Transcribe all the records exactly and omit any images they hold.

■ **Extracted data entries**

================

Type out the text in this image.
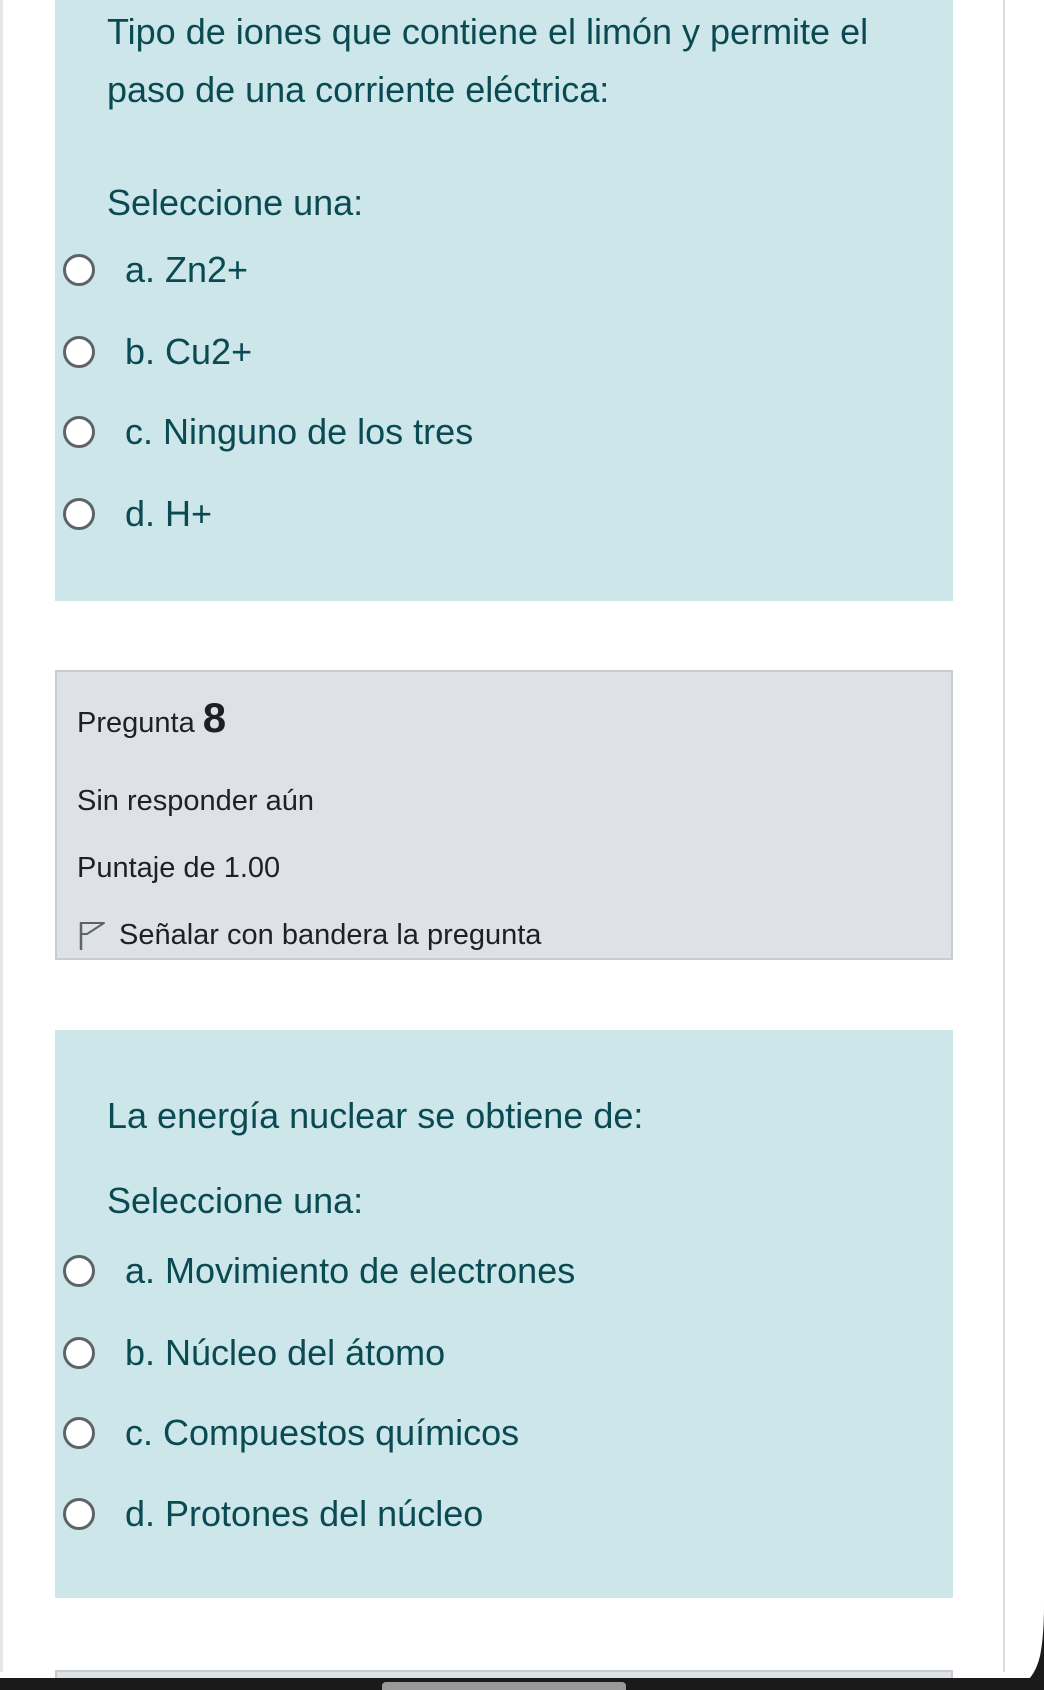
Tipo de iones que contiene el limón y permite el paso de una corriente eléctrica:
Seleccione una:
a. Zn2+
b. Cu2+
c. Ninguno de los tres
d. H+
Pregunta 8
Sin responder aún
Puntaje de 1.00
Señalar con bandera la pregunta
La energía nuclear se obtiene de:
Seleccione una:
a. Movimiento de electrones
b. Núcleo del átomo
c. Compuestos químicos
d. Protones del núcleo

================

■ **Exercise solution**
Type out the text in this image.
Tipo de iones que contiene el limón y permite el paso de una corriente eléctrica:
Seleccione una:
a. Zn2+
b. Cu2+
c. Ninguno de los tres
d. H+
Pregunta 8
Sin responder aún
Puntaje de 1.00
Señalar con bandera la pregunta
La energía nuclear se obtiene de:
Seleccione una:
a. Movimiento de electrones
b. Núcleo del átomo
c. Compuestos químicos
d. Protones del núcleo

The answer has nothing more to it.